Items from a dataset
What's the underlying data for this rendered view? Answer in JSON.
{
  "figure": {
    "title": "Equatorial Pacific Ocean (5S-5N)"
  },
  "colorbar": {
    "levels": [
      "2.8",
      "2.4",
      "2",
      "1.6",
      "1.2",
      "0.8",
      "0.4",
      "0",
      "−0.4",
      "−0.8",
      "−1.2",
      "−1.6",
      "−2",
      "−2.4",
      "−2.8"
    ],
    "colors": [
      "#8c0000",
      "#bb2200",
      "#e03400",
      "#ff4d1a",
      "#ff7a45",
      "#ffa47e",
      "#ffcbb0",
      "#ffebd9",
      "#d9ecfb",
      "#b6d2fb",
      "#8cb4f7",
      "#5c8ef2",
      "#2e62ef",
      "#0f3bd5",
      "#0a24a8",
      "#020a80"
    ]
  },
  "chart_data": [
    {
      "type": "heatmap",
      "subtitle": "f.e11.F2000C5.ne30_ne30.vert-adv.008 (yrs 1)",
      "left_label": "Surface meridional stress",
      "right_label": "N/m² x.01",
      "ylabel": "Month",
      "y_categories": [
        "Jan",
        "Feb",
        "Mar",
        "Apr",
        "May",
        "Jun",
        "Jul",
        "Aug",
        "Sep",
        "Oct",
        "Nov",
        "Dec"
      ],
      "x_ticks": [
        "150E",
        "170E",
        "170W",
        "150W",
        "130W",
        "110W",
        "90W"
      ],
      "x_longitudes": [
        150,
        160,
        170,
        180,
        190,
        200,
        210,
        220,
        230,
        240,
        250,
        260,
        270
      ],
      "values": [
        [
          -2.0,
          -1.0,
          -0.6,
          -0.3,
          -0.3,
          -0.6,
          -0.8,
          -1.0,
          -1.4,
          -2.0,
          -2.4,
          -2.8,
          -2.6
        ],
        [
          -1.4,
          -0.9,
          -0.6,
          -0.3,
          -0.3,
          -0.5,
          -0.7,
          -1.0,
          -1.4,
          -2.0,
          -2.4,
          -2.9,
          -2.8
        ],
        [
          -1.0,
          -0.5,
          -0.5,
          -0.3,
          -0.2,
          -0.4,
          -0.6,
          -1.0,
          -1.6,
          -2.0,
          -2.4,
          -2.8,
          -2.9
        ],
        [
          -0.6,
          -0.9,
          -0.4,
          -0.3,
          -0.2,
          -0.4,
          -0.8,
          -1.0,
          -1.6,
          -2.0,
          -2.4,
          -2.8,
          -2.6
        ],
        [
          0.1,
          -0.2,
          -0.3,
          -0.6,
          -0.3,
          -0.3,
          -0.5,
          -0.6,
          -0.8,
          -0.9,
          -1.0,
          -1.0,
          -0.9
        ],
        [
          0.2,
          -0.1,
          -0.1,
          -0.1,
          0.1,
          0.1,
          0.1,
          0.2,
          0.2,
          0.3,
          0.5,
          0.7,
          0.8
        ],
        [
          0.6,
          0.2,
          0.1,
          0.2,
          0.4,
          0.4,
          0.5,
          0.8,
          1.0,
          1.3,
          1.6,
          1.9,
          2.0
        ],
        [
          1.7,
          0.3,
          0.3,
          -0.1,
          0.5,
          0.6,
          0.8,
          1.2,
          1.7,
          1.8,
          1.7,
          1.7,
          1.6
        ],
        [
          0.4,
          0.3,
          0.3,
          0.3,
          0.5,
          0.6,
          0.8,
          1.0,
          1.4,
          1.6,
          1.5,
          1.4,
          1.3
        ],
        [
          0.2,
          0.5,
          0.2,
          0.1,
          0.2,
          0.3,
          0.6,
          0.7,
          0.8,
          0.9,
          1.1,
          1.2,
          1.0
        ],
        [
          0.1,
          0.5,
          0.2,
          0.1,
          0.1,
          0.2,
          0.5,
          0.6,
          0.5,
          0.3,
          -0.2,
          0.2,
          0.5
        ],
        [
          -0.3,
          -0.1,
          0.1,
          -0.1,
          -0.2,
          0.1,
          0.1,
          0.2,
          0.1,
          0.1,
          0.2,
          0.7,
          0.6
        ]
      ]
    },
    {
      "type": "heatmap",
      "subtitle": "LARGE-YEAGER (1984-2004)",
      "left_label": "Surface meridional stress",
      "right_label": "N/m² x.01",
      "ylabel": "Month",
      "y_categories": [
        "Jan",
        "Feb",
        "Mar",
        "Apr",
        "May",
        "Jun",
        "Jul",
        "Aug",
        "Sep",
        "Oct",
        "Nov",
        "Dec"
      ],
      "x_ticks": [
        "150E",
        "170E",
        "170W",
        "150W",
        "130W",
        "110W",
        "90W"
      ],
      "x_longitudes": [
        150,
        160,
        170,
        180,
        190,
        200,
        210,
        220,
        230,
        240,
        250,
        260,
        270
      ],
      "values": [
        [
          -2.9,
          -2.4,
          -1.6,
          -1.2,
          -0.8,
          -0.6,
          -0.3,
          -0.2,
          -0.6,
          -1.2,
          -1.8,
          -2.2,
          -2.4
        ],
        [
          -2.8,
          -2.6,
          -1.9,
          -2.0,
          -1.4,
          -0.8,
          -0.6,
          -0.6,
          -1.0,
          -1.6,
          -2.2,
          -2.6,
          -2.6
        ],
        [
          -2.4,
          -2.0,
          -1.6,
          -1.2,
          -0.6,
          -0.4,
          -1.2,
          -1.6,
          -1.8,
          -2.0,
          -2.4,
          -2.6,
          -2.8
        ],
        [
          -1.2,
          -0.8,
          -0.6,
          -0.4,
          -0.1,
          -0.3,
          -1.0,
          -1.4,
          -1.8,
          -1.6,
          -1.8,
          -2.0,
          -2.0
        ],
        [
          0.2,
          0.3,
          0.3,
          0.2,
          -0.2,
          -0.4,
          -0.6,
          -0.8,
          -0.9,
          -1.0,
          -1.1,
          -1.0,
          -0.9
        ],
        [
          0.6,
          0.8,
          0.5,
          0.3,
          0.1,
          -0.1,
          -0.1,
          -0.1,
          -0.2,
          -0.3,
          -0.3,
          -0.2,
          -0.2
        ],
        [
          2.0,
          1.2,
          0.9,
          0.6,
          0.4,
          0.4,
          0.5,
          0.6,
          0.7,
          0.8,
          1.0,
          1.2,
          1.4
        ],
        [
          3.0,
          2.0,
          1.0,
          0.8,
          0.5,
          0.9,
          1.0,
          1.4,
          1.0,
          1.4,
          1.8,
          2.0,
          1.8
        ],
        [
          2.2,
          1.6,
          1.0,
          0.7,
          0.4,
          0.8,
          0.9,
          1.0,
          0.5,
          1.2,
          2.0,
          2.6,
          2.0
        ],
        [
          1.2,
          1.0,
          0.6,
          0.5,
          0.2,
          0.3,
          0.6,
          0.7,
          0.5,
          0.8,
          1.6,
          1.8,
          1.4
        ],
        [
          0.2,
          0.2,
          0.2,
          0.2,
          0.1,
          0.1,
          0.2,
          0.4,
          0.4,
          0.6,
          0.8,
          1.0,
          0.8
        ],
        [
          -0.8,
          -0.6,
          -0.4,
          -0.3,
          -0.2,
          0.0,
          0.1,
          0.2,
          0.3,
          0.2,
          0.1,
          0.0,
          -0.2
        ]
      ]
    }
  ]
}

◆ Problem description
Repeat back the data above, exact to the last character.

◆ Answer to this exercise
What's the underlying data for this rendered view? Answer in JSON.
{
  "figure": {
    "title": "Equatorial Pacific Ocean (5S-5N)"
  },
  "colorbar": {
    "levels": [
      "2.8",
      "2.4",
      "2",
      "1.6",
      "1.2",
      "0.8",
      "0.4",
      "0",
      "−0.4",
      "−0.8",
      "−1.2",
      "−1.6",
      "−2",
      "−2.4",
      "−2.8"
    ],
    "colors": [
      "#8c0000",
      "#bb2200",
      "#e03400",
      "#ff4d1a",
      "#ff7a45",
      "#ffa47e",
      "#ffcbb0",
      "#ffebd9",
      "#d9ecfb",
      "#b6d2fb",
      "#8cb4f7",
      "#5c8ef2",
      "#2e62ef",
      "#0f3bd5",
      "#0a24a8",
      "#020a80"
    ]
  },
  "chart_data": [
    {
      "type": "heatmap",
      "subtitle": "f.e11.F2000C5.ne30_ne30.vert-adv.008 (yrs 1)",
      "left_label": "Surface meridional stress",
      "right_label": "N/m² x.01",
      "ylabel": "Month",
      "y_categories": [
        "Jan",
        "Feb",
        "Mar",
        "Apr",
        "May",
        "Jun",
        "Jul",
        "Aug",
        "Sep",
        "Oct",
        "Nov",
        "Dec"
      ],
      "x_ticks": [
        "150E",
        "170E",
        "170W",
        "150W",
        "130W",
        "110W",
        "90W"
      ],
      "x_longitudes": [
        150,
        160,
        170,
        180,
        190,
        200,
        210,
        220,
        230,
        240,
        250,
        260,
        270
      ],
      "values": [
        [
          -2.0,
          -1.0,
          -0.6,
          -0.3,
          -0.3,
          -0.6,
          -0.8,
          -1.0,
          -1.4,
          -2.0,
          -2.4,
          -2.8,
          -2.6
        ],
        [
          -1.4,
          -0.9,
          -0.6,
          -0.3,
          -0.3,
          -0.5,
          -0.7,
          -1.0,
          -1.4,
          -2.0,
          -2.4,
          -2.9,
          -2.8
        ],
        [
          -1.0,
          -0.5,
          -0.5,
          -0.3,
          -0.2,
          -0.4,
          -0.6,
          -1.0,
          -1.6,
          -2.0,
          -2.4,
          -2.8,
          -2.9
        ],
        [
          -0.6,
          -0.9,
          -0.4,
          -0.3,
          -0.2,
          -0.4,
          -0.8,
          -1.0,
          -1.6,
          -2.0,
          -2.4,
          -2.8,
          -2.6
        ],
        [
          0.1,
          -0.2,
          -0.3,
          -0.6,
          -0.3,
          -0.3,
          -0.5,
          -0.6,
          -0.8,
          -0.9,
          -1.0,
          -1.0,
          -0.9
        ],
        [
          0.2,
          -0.1,
          -0.1,
          -0.1,
          0.1,
          0.1,
          0.1,
          0.2,
          0.2,
          0.3,
          0.5,
          0.7,
          0.8
        ],
        [
          0.6,
          0.2,
          0.1,
          0.2,
          0.4,
          0.4,
          0.5,
          0.8,
          1.0,
          1.3,
          1.6,
          1.9,
          2.0
        ],
        [
          1.7,
          0.3,
          0.3,
          -0.1,
          0.5,
          0.6,
          0.8,
          1.2,
          1.7,
          1.8,
          1.7,
          1.7,
          1.6
        ],
        [
          0.4,
          0.3,
          0.3,
          0.3,
          0.5,
          0.6,
          0.8,
          1.0,
          1.4,
          1.6,
          1.5,
          1.4,
          1.3
        ],
        [
          0.2,
          0.5,
          0.2,
          0.1,
          0.2,
          0.3,
          0.6,
          0.7,
          0.8,
          0.9,
          1.1,
          1.2,
          1.0
        ],
        [
          0.1,
          0.5,
          0.2,
          0.1,
          0.1,
          0.2,
          0.5,
          0.6,
          0.5,
          0.3,
          -0.2,
          0.2,
          0.5
        ],
        [
          -0.3,
          -0.1,
          0.1,
          -0.1,
          -0.2,
          0.1,
          0.1,
          0.2,
          0.1,
          0.1,
          0.2,
          0.7,
          0.6
        ]
      ]
    },
    {
      "type": "heatmap",
      "subtitle": "LARGE-YEAGER (1984-2004)",
      "left_label": "Surface meridional stress",
      "right_label": "N/m² x.01",
      "ylabel": "Month",
      "y_categories": [
        "Jan",
        "Feb",
        "Mar",
        "Apr",
        "May",
        "Jun",
        "Jul",
        "Aug",
        "Sep",
        "Oct",
        "Nov",
        "Dec"
      ],
      "x_ticks": [
        "150E",
        "170E",
        "170W",
        "150W",
        "130W",
        "110W",
        "90W"
      ],
      "x_longitudes": [
        150,
        160,
        170,
        180,
        190,
        200,
        210,
        220,
        230,
        240,
        250,
        260,
        270
      ],
      "values": [
        [
          -2.9,
          -2.4,
          -1.6,
          -1.2,
          -0.8,
          -0.6,
          -0.3,
          -0.2,
          -0.6,
          -1.2,
          -1.8,
          -2.2,
          -2.4
        ],
        [
          -2.8,
          -2.6,
          -1.9,
          -2.0,
          -1.4,
          -0.8,
          -0.6,
          -0.6,
          -1.0,
          -1.6,
          -2.2,
          -2.6,
          -2.6
        ],
        [
          -2.4,
          -2.0,
          -1.6,
          -1.2,
          -0.6,
          -0.4,
          -1.2,
          -1.6,
          -1.8,
          -2.0,
          -2.4,
          -2.6,
          -2.8
        ],
        [
          -1.2,
          -0.8,
          -0.6,
          -0.4,
          -0.1,
          -0.3,
          -1.0,
          -1.4,
          -1.8,
          -1.6,
          -1.8,
          -2.0,
          -2.0
        ],
        [
          0.2,
          0.3,
          0.3,
          0.2,
          -0.2,
          -0.4,
          -0.6,
          -0.8,
          -0.9,
          -1.0,
          -1.1,
          -1.0,
          -0.9
        ],
        [
          0.6,
          0.8,
          0.5,
          0.3,
          0.1,
          -0.1,
          -0.1,
          -0.1,
          -0.2,
          -0.3,
          -0.3,
          -0.2,
          -0.2
        ],
        [
          2.0,
          1.2,
          0.9,
          0.6,
          0.4,
          0.4,
          0.5,
          0.6,
          0.7,
          0.8,
          1.0,
          1.2,
          1.4
        ],
        [
          3.0,
          2.0,
          1.0,
          0.8,
          0.5,
          0.9,
          1.0,
          1.4,
          1.0,
          1.4,
          1.8,
          2.0,
          1.8
        ],
        [
          2.2,
          1.6,
          1.0,
          0.7,
          0.4,
          0.8,
          0.9,
          1.0,
          0.5,
          1.2,
          2.0,
          2.6,
          2.0
        ],
        [
          1.2,
          1.0,
          0.6,
          0.5,
          0.2,
          0.3,
          0.6,
          0.7,
          0.5,
          0.8,
          1.6,
          1.8,
          1.4
        ],
        [
          0.2,
          0.2,
          0.2,
          0.2,
          0.1,
          0.1,
          0.2,
          0.4,
          0.4,
          0.6,
          0.8,
          1.0,
          0.8
        ],
        [
          -0.8,
          -0.6,
          -0.4,
          -0.3,
          -0.2,
          0.0,
          0.1,
          0.2,
          0.3,
          0.2,
          0.1,
          0.0,
          -0.2
        ]
      ]
    }
  ]
}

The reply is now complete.